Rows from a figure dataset
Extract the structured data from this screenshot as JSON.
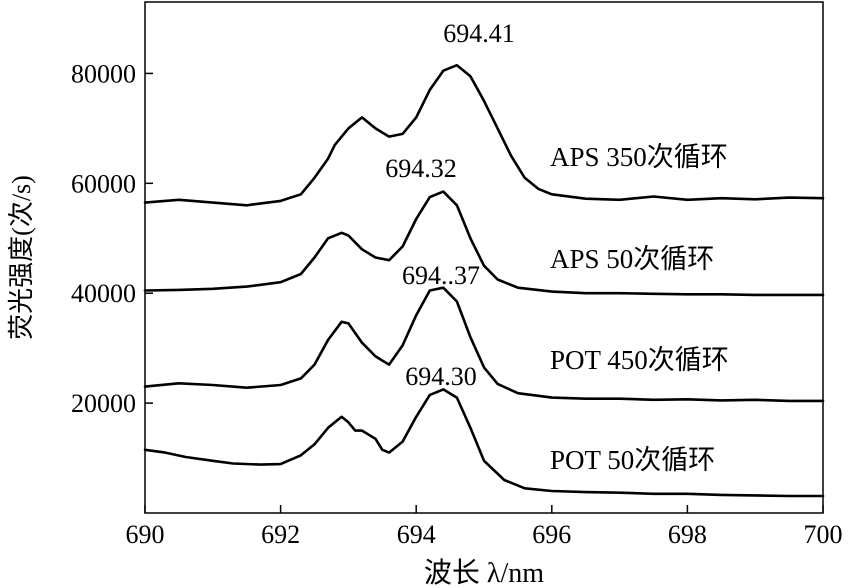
{
  "chart_data": {
    "type": "line",
    "title": "",
    "xlabel": "波长 λ/nm",
    "ylabel": "荧光强度(次/s)",
    "xlim": [
      690,
      700
    ],
    "ylim": [
      0,
      93000
    ],
    "x_ticks": [
      690,
      692,
      694,
      696,
      698,
      700
    ],
    "y_ticks": [
      20000,
      40000,
      60000,
      80000
    ],
    "grid": false,
    "legend": "none",
    "series": [
      {
        "name": "APS 350次循环",
        "x": [
          690.0,
          690.5,
          691.0,
          691.5,
          692.0,
          692.3,
          692.5,
          692.7,
          692.8,
          693.0,
          693.2,
          693.4,
          693.6,
          693.8,
          694.0,
          694.2,
          694.4,
          694.6,
          694.8,
          695.0,
          695.2,
          695.4,
          695.6,
          695.8,
          696.0,
          696.5,
          697.0,
          697.5,
          698.0,
          698.5,
          699.0,
          699.5,
          700.0
        ],
        "y": [
          56500,
          57000,
          56500,
          56000,
          56800,
          58000,
          61000,
          64500,
          67000,
          70000,
          72000,
          70000,
          68500,
          69000,
          72000,
          77000,
          80500,
          81500,
          79500,
          75000,
          70000,
          65000,
          61000,
          59000,
          58000,
          57200,
          57000,
          57600,
          57000,
          57300,
          57100,
          57400,
          57300
        ],
        "peak_label": "694.41"
      },
      {
        "name": "APS 50次循环",
        "x": [
          690.0,
          690.5,
          691.0,
          691.5,
          692.0,
          692.3,
          692.5,
          692.7,
          692.9,
          693.0,
          693.2,
          693.4,
          693.6,
          693.8,
          694.0,
          694.2,
          694.4,
          694.6,
          694.8,
          695.0,
          695.2,
          695.5,
          696.0,
          696.5,
          697.0,
          697.5,
          698.0,
          698.5,
          699.0,
          699.5,
          700.0
        ],
        "y": [
          40500,
          40600,
          40800,
          41200,
          42000,
          43500,
          46500,
          50000,
          51000,
          50500,
          48000,
          46500,
          46000,
          48500,
          53500,
          57500,
          58500,
          56000,
          50000,
          45000,
          42500,
          41000,
          40300,
          40000,
          40000,
          39900,
          39800,
          39800,
          39700,
          39700,
          39700
        ],
        "peak_label": "694.32"
      },
      {
        "name": "POT 450次循环",
        "x": [
          690.0,
          690.5,
          691.0,
          691.5,
          692.0,
          692.3,
          692.5,
          692.7,
          692.9,
          693.0,
          693.2,
          693.4,
          693.6,
          693.8,
          694.0,
          694.2,
          694.4,
          694.6,
          694.8,
          695.0,
          695.2,
          695.5,
          696.0,
          696.5,
          697.0,
          697.5,
          698.0,
          698.5,
          699.0,
          699.5,
          700.0
        ],
        "y": [
          23000,
          23600,
          23300,
          22800,
          23300,
          24500,
          27000,
          31500,
          34800,
          34500,
          31000,
          28500,
          27000,
          30500,
          36000,
          40500,
          41000,
          38500,
          32000,
          26500,
          23500,
          21800,
          21000,
          20800,
          20800,
          20600,
          20700,
          20500,
          20600,
          20400,
          20400
        ],
        "peak_label": "694..37"
      },
      {
        "name": "POT 50次循环",
        "x": [
          690.0,
          690.3,
          690.6,
          691.0,
          691.3,
          691.7,
          692.0,
          692.3,
          692.5,
          692.7,
          692.9,
          693.0,
          693.1,
          693.2,
          693.4,
          693.5,
          693.6,
          693.8,
          694.0,
          694.2,
          694.4,
          694.6,
          694.8,
          695.0,
          695.3,
          695.6,
          696.0,
          696.5,
          697.0,
          697.5,
          698.0,
          698.5,
          699.0,
          699.5,
          700.0
        ],
        "y": [
          11500,
          11000,
          10200,
          9500,
          9000,
          8800,
          8900,
          10500,
          12500,
          15500,
          17500,
          16500,
          15000,
          15000,
          13500,
          11500,
          11000,
          13000,
          17500,
          21500,
          22500,
          21000,
          15500,
          9500,
          6000,
          4500,
          4000,
          3800,
          3700,
          3500,
          3500,
          3300,
          3200,
          3100,
          3100
        ],
        "peak_label": "694.30"
      }
    ]
  }
}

**Task objective**
Copy all lines above containing the string "name".

**Response**
        "name": "APS 350次循环",
        "name": "APS 50次循环",
        "name": "POT 450次循环",
        "name": "POT 50次循环",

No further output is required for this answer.